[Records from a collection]

#####

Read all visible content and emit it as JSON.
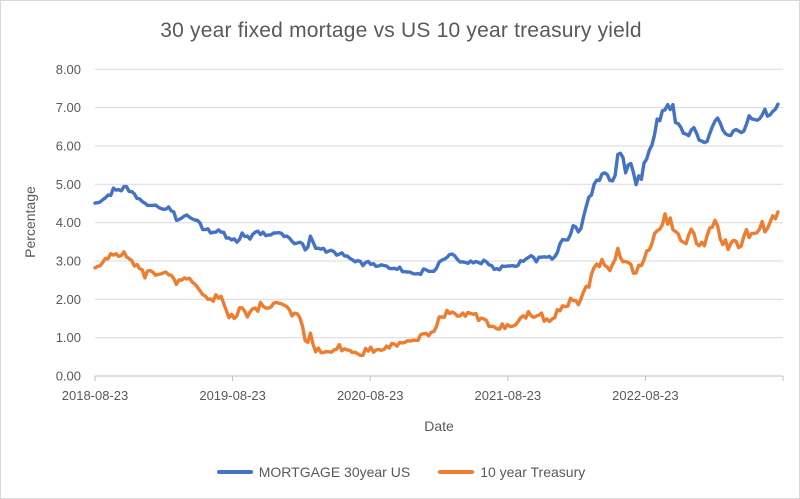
{
  "chart_data": {
    "type": "line",
    "title": "30 year fixed mortage vs US 10 year treasury yield",
    "xlabel": "Date",
    "ylabel": "Percentage",
    "grid": "horizontal",
    "legend_position": "bottom",
    "frequency": "weekly",
    "x_start": "2018-08-23",
    "x_end": "2023-08-17",
    "ylim": [
      0,
      8
    ],
    "y_ticks": [
      0,
      1,
      2,
      3,
      4,
      5,
      6,
      7,
      8
    ],
    "y_tick_labels": [
      "0.00",
      "1.00",
      "2.00",
      "3.00",
      "4.00",
      "5.00",
      "6.00",
      "7.00",
      "8.00"
    ],
    "x_tick_labels": [
      "2018-08-23",
      "2019-08-23",
      "2020-08-23",
      "2021-08-23",
      "2022-08-23"
    ],
    "colors": {
      "mortgage": "#4472C4",
      "treasury": "#ED7D31",
      "gridline": "#D9D9D9",
      "axis_line": "#BFBFBF",
      "text": "#595959",
      "frame_border": "#D9D9D9"
    },
    "series": [
      {
        "name": "MORTGAGE 30year US",
        "color": "#4472C4",
        "values": [
          4.51,
          4.52,
          4.54,
          4.6,
          4.65,
          4.72,
          4.71,
          4.9,
          4.85,
          4.86,
          4.83,
          4.94,
          4.94,
          4.81,
          4.81,
          4.75,
          4.63,
          4.62,
          4.55,
          4.51,
          4.45,
          4.45,
          4.45,
          4.46,
          4.41,
          4.37,
          4.35,
          4.35,
          4.41,
          4.31,
          4.28,
          4.06,
          4.08,
          4.12,
          4.17,
          4.2,
          4.14,
          4.1,
          4.07,
          4.06,
          3.99,
          3.82,
          3.82,
          3.84,
          3.73,
          3.75,
          3.75,
          3.81,
          3.75,
          3.75,
          3.6,
          3.6,
          3.55,
          3.58,
          3.49,
          3.56,
          3.73,
          3.64,
          3.65,
          3.57,
          3.69,
          3.75,
          3.78,
          3.69,
          3.75,
          3.66,
          3.68,
          3.68,
          3.73,
          3.73,
          3.74,
          3.72,
          3.64,
          3.65,
          3.6,
          3.51,
          3.45,
          3.47,
          3.49,
          3.45,
          3.29,
          3.36,
          3.65,
          3.5,
          3.33,
          3.33,
          3.31,
          3.33,
          3.23,
          3.26,
          3.28,
          3.24,
          3.15,
          3.18,
          3.21,
          3.13,
          3.13,
          3.07,
          3.03,
          2.98,
          3.01,
          2.99,
          2.88,
          2.96,
          2.99,
          2.91,
          2.93,
          2.86,
          2.87,
          2.9,
          2.88,
          2.87,
          2.81,
          2.8,
          2.81,
          2.78,
          2.84,
          2.72,
          2.72,
          2.71,
          2.71,
          2.67,
          2.66,
          2.67,
          2.65,
          2.79,
          2.77,
          2.73,
          2.73,
          2.73,
          2.81,
          2.97,
          3.02,
          3.05,
          3.09,
          3.17,
          3.18,
          3.13,
          3.04,
          2.97,
          2.98,
          2.96,
          2.94,
          3.0,
          2.95,
          2.99,
          2.96,
          2.93,
          3.02,
          2.98,
          2.9,
          2.88,
          2.78,
          2.8,
          2.77,
          2.87,
          2.86,
          2.87,
          2.87,
          2.88,
          2.86,
          2.88,
          3.01,
          2.99,
          3.05,
          3.09,
          3.14,
          3.09,
          2.98,
          3.1,
          3.1,
          3.11,
          3.1,
          3.12,
          3.05,
          3.11,
          3.22,
          3.45,
          3.56,
          3.55,
          3.55,
          3.69,
          3.92,
          3.89,
          3.76,
          3.85,
          4.16,
          4.42,
          4.67,
          4.72,
          5.0,
          5.11,
          5.1,
          5.27,
          5.3,
          5.25,
          5.1,
          5.09,
          5.23,
          5.78,
          5.81,
          5.7,
          5.3,
          5.51,
          5.54,
          5.3,
          4.99,
          5.22,
          5.13,
          5.55,
          5.66,
          5.89,
          6.02,
          6.29,
          6.7,
          6.66,
          6.92,
          6.94,
          7.08,
          6.95,
          7.08,
          6.61,
          6.58,
          6.49,
          6.33,
          6.31,
          6.27,
          6.42,
          6.48,
          6.33,
          6.15,
          6.13,
          6.09,
          6.12,
          6.32,
          6.5,
          6.65,
          6.73,
          6.6,
          6.42,
          6.32,
          6.28,
          6.27,
          6.39,
          6.43,
          6.39,
          6.35,
          6.39,
          6.57,
          6.79,
          6.71,
          6.69,
          6.67,
          6.71,
          6.81,
          6.96,
          6.78,
          6.81,
          6.9,
          6.96,
          7.09
        ]
      },
      {
        "name": "10 year Treasury",
        "color": "#ED7D31",
        "values": [
          2.82,
          2.86,
          2.88,
          2.97,
          3.07,
          3.06,
          3.19,
          3.15,
          3.19,
          3.12,
          3.14,
          3.24,
          3.11,
          3.06,
          3.01,
          2.87,
          2.91,
          2.8,
          2.77,
          2.56,
          2.74,
          2.75,
          2.71,
          2.63,
          2.65,
          2.66,
          2.69,
          2.71,
          2.64,
          2.63,
          2.54,
          2.39,
          2.51,
          2.5,
          2.56,
          2.53,
          2.55,
          2.45,
          2.4,
          2.32,
          2.22,
          2.12,
          2.09,
          2.0,
          2.01,
          1.95,
          2.12,
          2.03,
          2.08,
          1.89,
          1.71,
          1.52,
          1.61,
          1.5,
          1.57,
          1.78,
          1.78,
          1.69,
          1.54,
          1.67,
          1.75,
          1.77,
          1.69,
          1.92,
          1.82,
          1.77,
          1.77,
          1.8,
          1.9,
          1.92,
          1.9,
          1.88,
          1.85,
          1.81,
          1.73,
          1.57,
          1.64,
          1.62,
          1.52,
          1.3,
          0.92,
          0.88,
          1.12,
          0.83,
          0.63,
          0.73,
          0.61,
          0.61,
          0.64,
          0.63,
          0.62,
          0.68,
          0.7,
          0.82,
          0.66,
          0.71,
          0.68,
          0.67,
          0.61,
          0.62,
          0.58,
          0.54,
          0.54,
          0.72,
          0.65,
          0.75,
          0.62,
          0.68,
          0.69,
          0.67,
          0.69,
          0.78,
          0.73,
          0.85,
          0.83,
          0.78,
          0.88,
          0.86,
          0.88,
          0.92,
          0.91,
          0.93,
          0.93,
          0.93,
          1.08,
          1.1,
          1.11,
          1.05,
          1.14,
          1.16,
          1.29,
          1.54,
          1.54,
          1.53,
          1.71,
          1.63,
          1.67,
          1.63,
          1.56,
          1.57,
          1.64,
          1.56,
          1.66,
          1.63,
          1.61,
          1.63,
          1.45,
          1.51,
          1.49,
          1.45,
          1.29,
          1.3,
          1.28,
          1.23,
          1.22,
          1.36,
          1.24,
          1.34,
          1.29,
          1.3,
          1.33,
          1.41,
          1.52,
          1.57,
          1.51,
          1.68,
          1.57,
          1.53,
          1.56,
          1.59,
          1.64,
          1.43,
          1.49,
          1.42,
          1.49,
          1.52,
          1.73,
          1.7,
          1.83,
          1.81,
          1.82,
          2.03,
          1.97,
          1.97,
          1.86,
          2.01,
          2.2,
          2.34,
          2.32,
          2.66,
          2.83,
          2.92,
          2.85,
          3.04,
          2.89,
          2.84,
          2.75,
          2.91,
          3.04,
          3.33,
          3.09,
          2.98,
          2.99,
          2.96,
          2.91,
          2.68,
          2.69,
          2.89,
          2.88,
          3.03,
          3.26,
          3.29,
          3.45,
          3.71,
          3.79,
          3.83,
          3.95,
          4.23,
          3.96,
          4.12,
          3.82,
          3.77,
          3.71,
          3.53,
          3.49,
          3.45,
          3.68,
          3.83,
          3.72,
          3.45,
          3.4,
          3.49,
          3.4,
          3.66,
          3.86,
          3.88,
          4.06,
          3.92,
          3.58,
          3.43,
          3.55,
          3.3,
          3.45,
          3.54,
          3.52,
          3.35,
          3.39,
          3.65,
          3.82,
          3.61,
          3.72,
          3.72,
          3.74,
          3.84,
          4.03,
          3.76,
          3.85,
          4.01,
          4.18,
          4.1,
          4.28
        ]
      }
    ]
  }
}
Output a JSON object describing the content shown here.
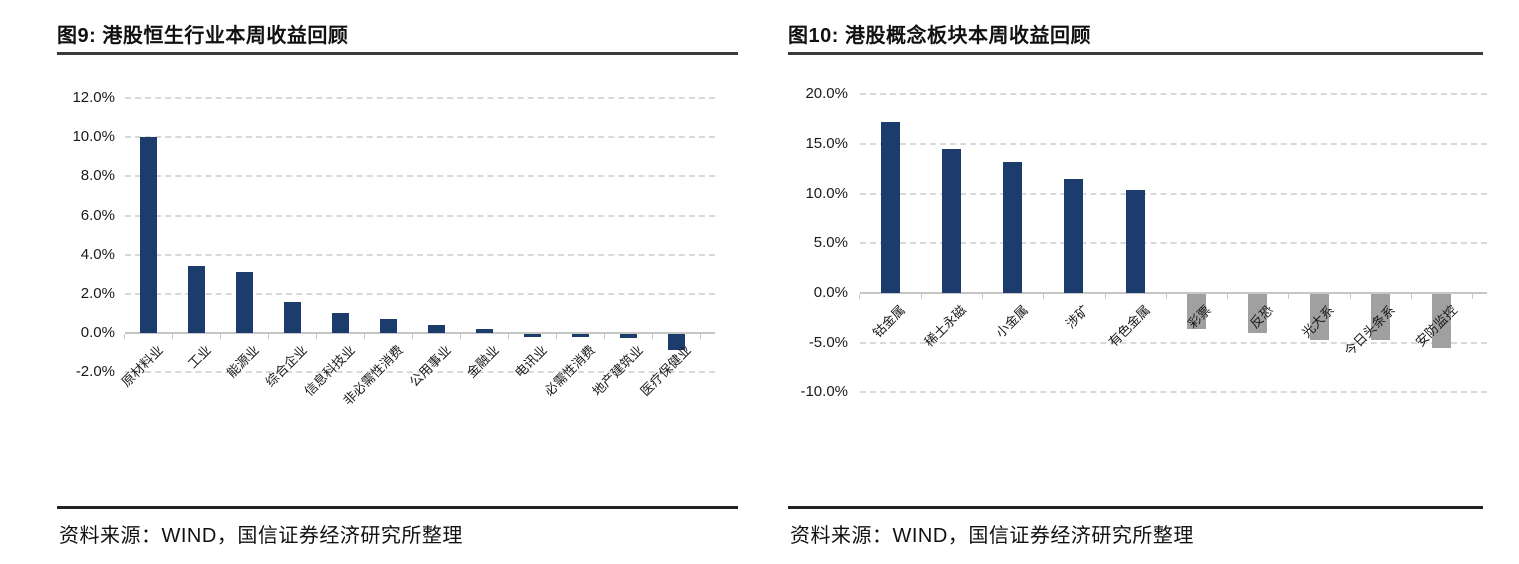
{
  "source_note": "资料来源：WIND，国信证券经济研究所整理",
  "chart_data": [
    {
      "type": "bar",
      "title": "图9: 港股恒生行业本周收益回顾",
      "categories": [
        "原材料业",
        "工业",
        "能源业",
        "综合企业",
        "信息科技业",
        "非必需性消费",
        "公用事业",
        "金融业",
        "电讯业",
        "必需性消费",
        "地产建筑业",
        "医疗保健业"
      ],
      "values": [
        10.0,
        3.4,
        3.1,
        1.6,
        1.0,
        0.7,
        0.4,
        0.2,
        -0.15,
        -0.15,
        -0.2,
        -0.8
      ],
      "ylim": [
        -2,
        12
      ],
      "ytick_step": 2,
      "yticks": [
        "12.0%",
        "10.0%",
        "8.0%",
        "6.0%",
        "4.0%",
        "2.0%",
        "0.0%",
        "-2.0%"
      ],
      "ytick_values": [
        12,
        10,
        8,
        6,
        4,
        2,
        0,
        -2
      ],
      "grid": "dashed-horizontal",
      "positive_color": "#1B3C6C",
      "negative_color": "#1B3C6C",
      "source": "资料来源：WIND，国信证券经济研究所整理"
    },
    {
      "type": "bar",
      "title": "图10: 港股概念板块本周收益回顾",
      "categories": [
        "钴金属",
        "稀土永磁",
        "小金属",
        "涉矿",
        "有色金属",
        "彩票",
        "反恐",
        "光大系",
        "今日头条系",
        "安防监控"
      ],
      "values": [
        17.2,
        14.5,
        13.2,
        11.5,
        10.4,
        -3.5,
        -3.9,
        -4.6,
        -4.6,
        -5.4
      ],
      "ylim": [
        -10,
        20
      ],
      "ytick_step": 5,
      "yticks": [
        "20.0%",
        "15.0%",
        "10.0%",
        "5.0%",
        "0.0%",
        "-5.0%",
        "-10.0%"
      ],
      "ytick_values": [
        20,
        15,
        10,
        5,
        0,
        -5,
        -10
      ],
      "grid": "dashed-horizontal",
      "positive_color": "#1B3C6C",
      "negative_color": "#A0A0A0",
      "source": "资料来源：WIND，国信证券经济研究所整理"
    }
  ]
}
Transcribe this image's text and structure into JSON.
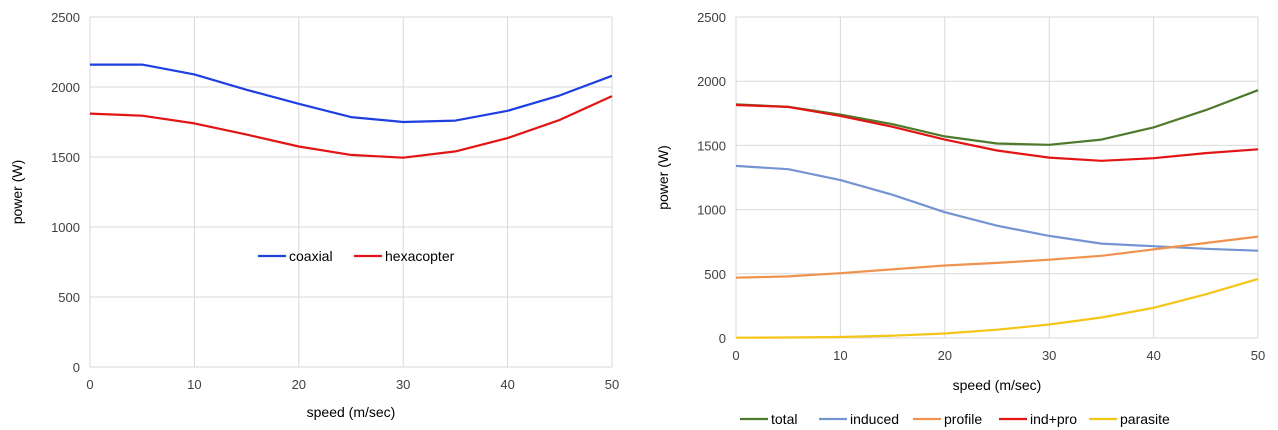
{
  "chart_data": [
    {
      "type": "line",
      "x": [
        0,
        5,
        10,
        15,
        20,
        25,
        30,
        35,
        40,
        45,
        50
      ],
      "xlabel": "speed (m/sec)",
      "ylabel": "power (W)",
      "xlim": [
        0,
        50
      ],
      "ylim": [
        0,
        2500
      ],
      "xticks": [
        "0",
        "10",
        "20",
        "30",
        "40",
        "50"
      ],
      "yticks": [
        "0",
        "500",
        "1000",
        "1500",
        "2000",
        "2500"
      ],
      "grid": true,
      "legend": "center",
      "series": [
        {
          "name": "coaxial",
          "color": "#1f3fe0",
          "values": [
            2160,
            2160,
            2090,
            1980,
            1880,
            1785,
            1750,
            1760,
            1830,
            1940,
            2080
          ]
        },
        {
          "name": "hexacopter",
          "color": "#e21414",
          "values": [
            1810,
            1795,
            1740,
            1660,
            1575,
            1515,
            1495,
            1540,
            1635,
            1765,
            1935
          ]
        }
      ]
    },
    {
      "type": "line",
      "x": [
        0,
        5,
        10,
        15,
        20,
        25,
        30,
        35,
        40,
        45,
        50
      ],
      "xlabel": "speed (m/sec)",
      "ylabel": "power (W)",
      "xlim": [
        0,
        50
      ],
      "ylim": [
        0,
        2500
      ],
      "xticks": [
        "0",
        "10",
        "20",
        "30",
        "40",
        "50"
      ],
      "yticks": [
        "0",
        "500",
        "1000",
        "1500",
        "2000",
        "2500"
      ],
      "grid": true,
      "legend": "bottom",
      "series": [
        {
          "name": "total",
          "color": "#4e7a2c",
          "values": [
            1820,
            1800,
            1740,
            1665,
            1570,
            1515,
            1505,
            1545,
            1640,
            1775,
            1930
          ]
        },
        {
          "name": "induced",
          "color": "#7594d2",
          "values": [
            1340,
            1315,
            1230,
            1115,
            980,
            875,
            795,
            735,
            715,
            695,
            680
          ]
        },
        {
          "name": "profile",
          "color": "#f0924e",
          "values": [
            470,
            480,
            505,
            535,
            565,
            585,
            610,
            640,
            690,
            740,
            790
          ]
        },
        {
          "name": "ind+pro",
          "color": "#e21414",
          "values": [
            1815,
            1800,
            1730,
            1645,
            1545,
            1460,
            1405,
            1380,
            1400,
            1440,
            1470
          ]
        },
        {
          "name": "parasite",
          "color": "#f5c518",
          "values": [
            2,
            4,
            8,
            18,
            35,
            65,
            105,
            160,
            235,
            340,
            460
          ]
        }
      ]
    }
  ]
}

#####

## Exercise goal
Check each line of the records for the word "bottom", and show the lines that contain it.

## Written solution
    "legend_position": "bottom",
      "legend": "bottom",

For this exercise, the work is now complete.